### EXERCISE REQUIREMENTS
List each line of the data in which the string "were" appears.

### EXCERPTED RECORDS
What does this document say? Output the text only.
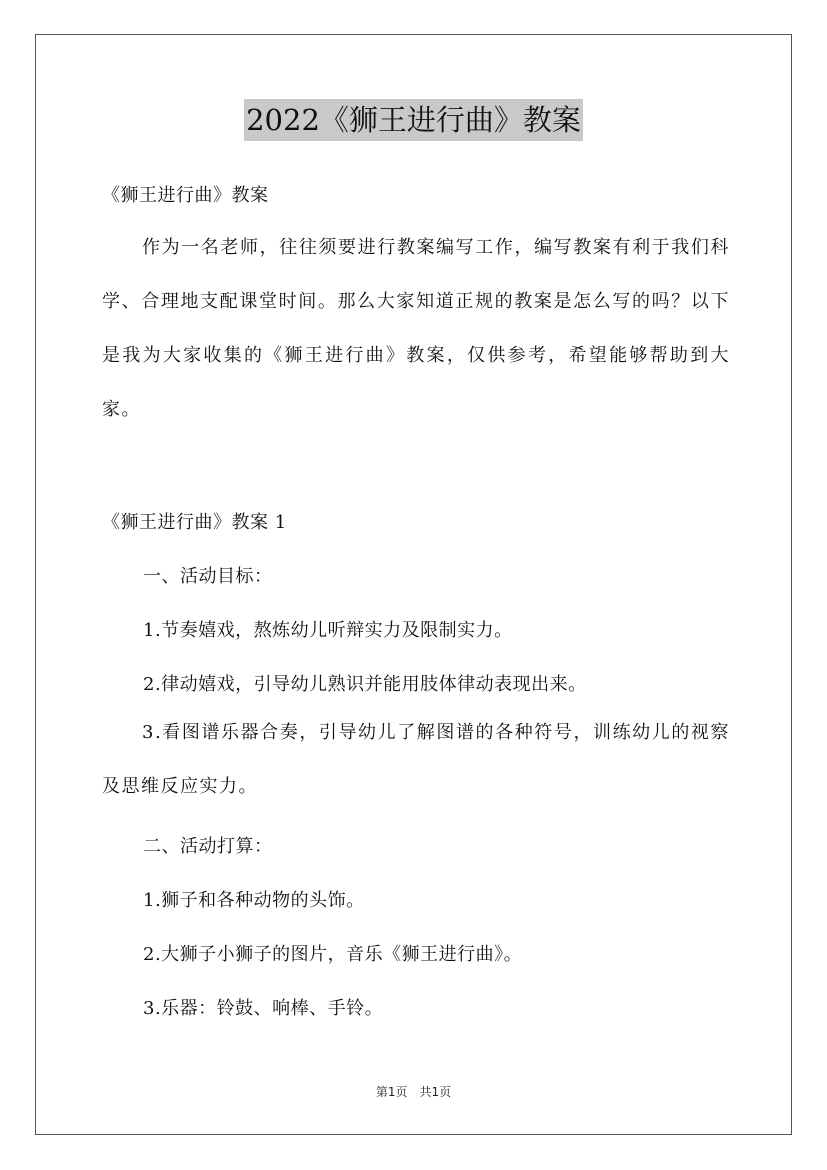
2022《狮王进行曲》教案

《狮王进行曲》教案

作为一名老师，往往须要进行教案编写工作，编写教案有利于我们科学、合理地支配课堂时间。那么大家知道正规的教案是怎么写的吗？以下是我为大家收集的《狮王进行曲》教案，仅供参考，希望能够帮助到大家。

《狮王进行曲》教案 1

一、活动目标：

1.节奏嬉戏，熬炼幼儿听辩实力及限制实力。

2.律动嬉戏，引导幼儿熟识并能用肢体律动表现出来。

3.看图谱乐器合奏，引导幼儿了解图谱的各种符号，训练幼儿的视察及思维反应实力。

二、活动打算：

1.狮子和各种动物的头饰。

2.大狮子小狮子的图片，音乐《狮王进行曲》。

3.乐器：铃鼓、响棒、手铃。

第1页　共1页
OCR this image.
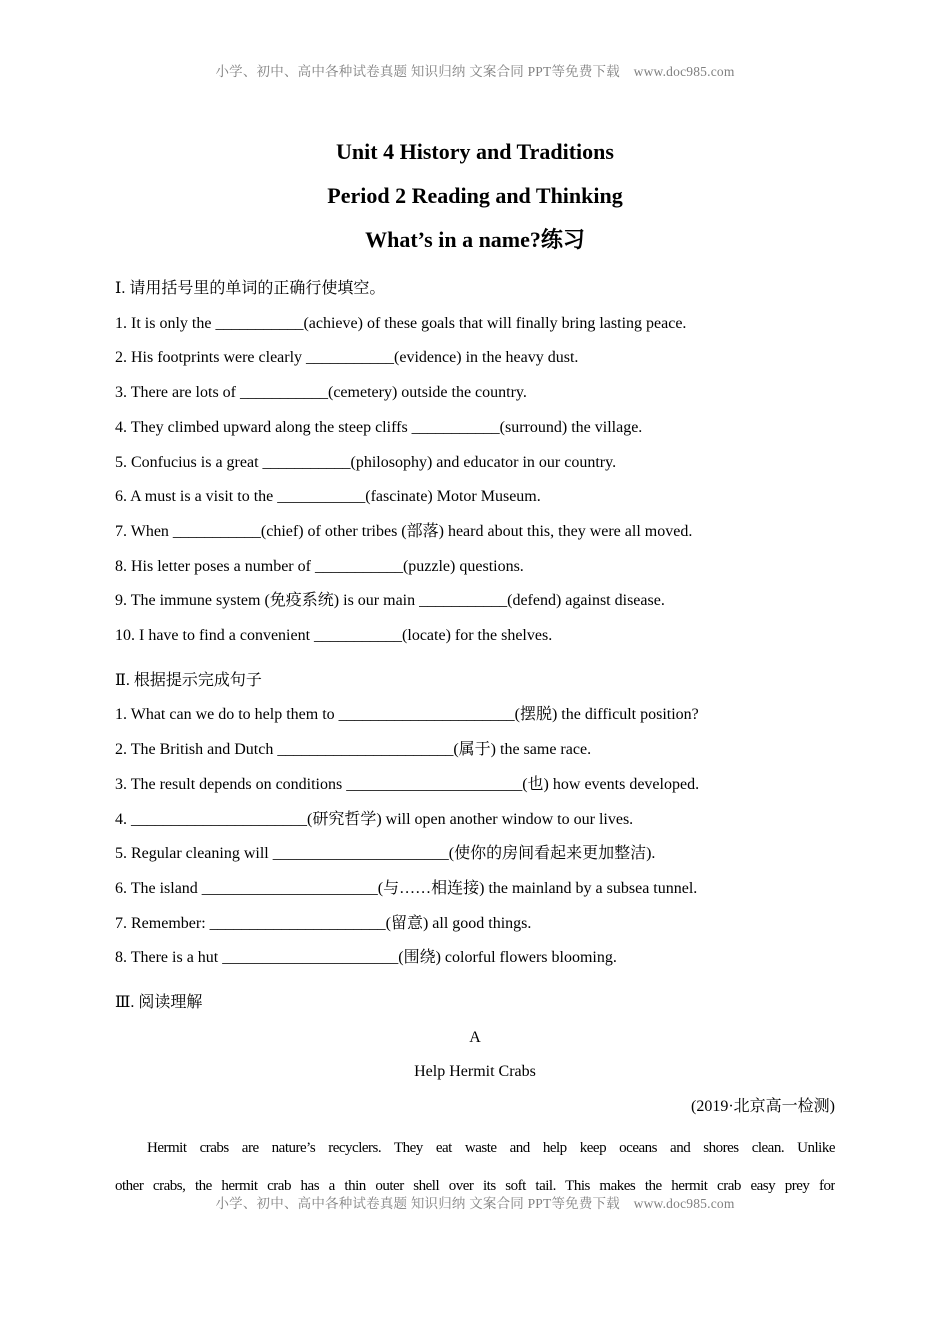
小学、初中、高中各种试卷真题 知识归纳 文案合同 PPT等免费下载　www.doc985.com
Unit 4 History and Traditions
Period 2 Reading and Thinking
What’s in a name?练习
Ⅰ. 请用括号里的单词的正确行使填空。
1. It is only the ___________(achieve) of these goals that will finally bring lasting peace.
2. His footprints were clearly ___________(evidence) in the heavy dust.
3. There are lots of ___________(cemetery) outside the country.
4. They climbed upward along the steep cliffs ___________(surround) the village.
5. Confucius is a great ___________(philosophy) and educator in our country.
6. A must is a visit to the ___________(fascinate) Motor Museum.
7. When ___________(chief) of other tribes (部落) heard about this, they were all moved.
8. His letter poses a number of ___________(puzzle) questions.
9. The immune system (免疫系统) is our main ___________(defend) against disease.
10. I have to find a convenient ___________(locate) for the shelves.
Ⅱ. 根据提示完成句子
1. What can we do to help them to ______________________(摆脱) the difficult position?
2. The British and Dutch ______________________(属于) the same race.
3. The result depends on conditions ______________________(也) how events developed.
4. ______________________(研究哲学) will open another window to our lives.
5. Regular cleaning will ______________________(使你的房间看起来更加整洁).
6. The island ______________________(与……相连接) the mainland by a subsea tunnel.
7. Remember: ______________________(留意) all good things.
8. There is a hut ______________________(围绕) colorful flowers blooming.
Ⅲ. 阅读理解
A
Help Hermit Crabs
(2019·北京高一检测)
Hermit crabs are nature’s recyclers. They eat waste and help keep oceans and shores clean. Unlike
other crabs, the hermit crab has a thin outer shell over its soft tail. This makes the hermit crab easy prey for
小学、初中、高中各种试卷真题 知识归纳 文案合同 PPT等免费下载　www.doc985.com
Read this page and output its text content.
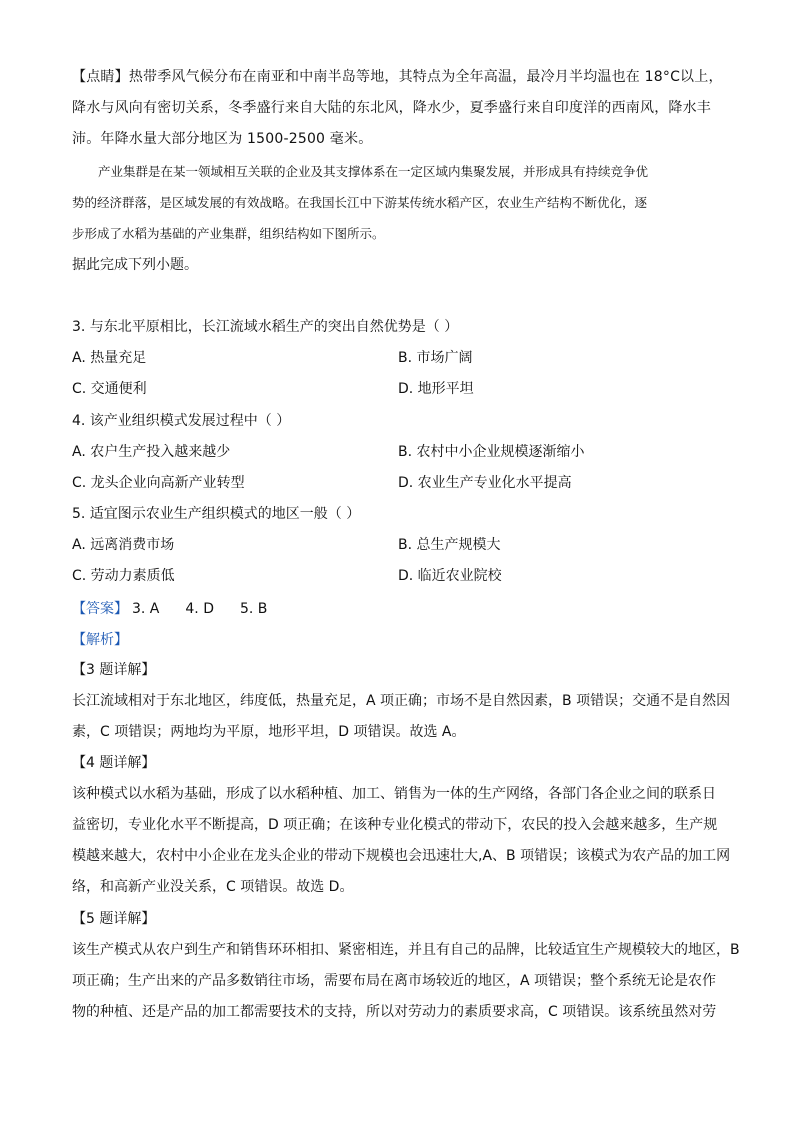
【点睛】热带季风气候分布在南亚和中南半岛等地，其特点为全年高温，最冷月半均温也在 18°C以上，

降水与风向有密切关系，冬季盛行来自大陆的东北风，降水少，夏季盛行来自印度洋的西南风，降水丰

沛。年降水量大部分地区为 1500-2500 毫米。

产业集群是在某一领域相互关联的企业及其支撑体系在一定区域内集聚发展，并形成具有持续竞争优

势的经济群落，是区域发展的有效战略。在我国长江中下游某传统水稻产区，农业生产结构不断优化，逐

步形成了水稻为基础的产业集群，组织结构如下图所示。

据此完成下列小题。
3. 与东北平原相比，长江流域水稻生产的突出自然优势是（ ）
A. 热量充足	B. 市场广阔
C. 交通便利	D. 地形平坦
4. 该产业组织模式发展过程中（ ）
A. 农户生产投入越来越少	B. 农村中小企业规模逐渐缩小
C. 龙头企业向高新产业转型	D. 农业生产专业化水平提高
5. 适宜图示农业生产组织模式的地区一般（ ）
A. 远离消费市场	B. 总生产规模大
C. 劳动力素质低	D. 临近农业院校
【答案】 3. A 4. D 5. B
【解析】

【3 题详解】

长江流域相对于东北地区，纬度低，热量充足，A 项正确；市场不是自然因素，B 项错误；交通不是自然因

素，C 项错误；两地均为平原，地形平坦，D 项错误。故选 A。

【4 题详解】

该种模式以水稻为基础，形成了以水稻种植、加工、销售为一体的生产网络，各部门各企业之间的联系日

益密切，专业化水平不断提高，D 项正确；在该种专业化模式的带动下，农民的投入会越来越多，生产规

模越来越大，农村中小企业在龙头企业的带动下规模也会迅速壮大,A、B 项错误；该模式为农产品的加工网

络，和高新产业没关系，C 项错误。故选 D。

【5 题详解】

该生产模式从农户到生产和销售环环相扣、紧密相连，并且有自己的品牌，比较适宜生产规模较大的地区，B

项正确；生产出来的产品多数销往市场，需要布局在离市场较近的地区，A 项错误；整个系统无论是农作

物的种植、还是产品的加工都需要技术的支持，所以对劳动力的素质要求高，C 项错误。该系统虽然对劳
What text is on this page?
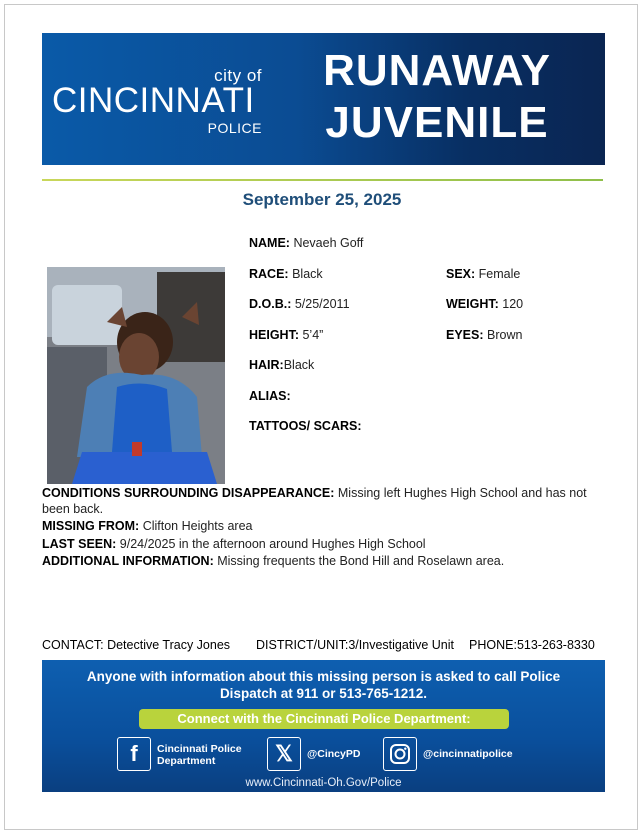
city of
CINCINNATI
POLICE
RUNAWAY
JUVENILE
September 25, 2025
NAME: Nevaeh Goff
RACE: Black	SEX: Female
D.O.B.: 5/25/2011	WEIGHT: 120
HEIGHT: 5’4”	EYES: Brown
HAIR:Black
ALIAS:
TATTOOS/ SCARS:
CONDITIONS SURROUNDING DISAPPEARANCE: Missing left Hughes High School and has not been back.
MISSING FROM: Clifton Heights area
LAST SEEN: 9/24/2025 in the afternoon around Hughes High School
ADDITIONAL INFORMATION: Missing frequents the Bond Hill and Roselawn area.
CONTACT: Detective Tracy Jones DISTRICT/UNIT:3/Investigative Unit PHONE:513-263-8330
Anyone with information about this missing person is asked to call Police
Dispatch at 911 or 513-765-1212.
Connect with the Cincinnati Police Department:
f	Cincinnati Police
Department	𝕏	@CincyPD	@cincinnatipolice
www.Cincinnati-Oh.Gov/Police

### RESULT OF THIS TASK
2. His footprints were clearly ___________(evidence) in the heavy dust.
7. When ___________(chief) of other tribes (部落) heard about this, they were all moved.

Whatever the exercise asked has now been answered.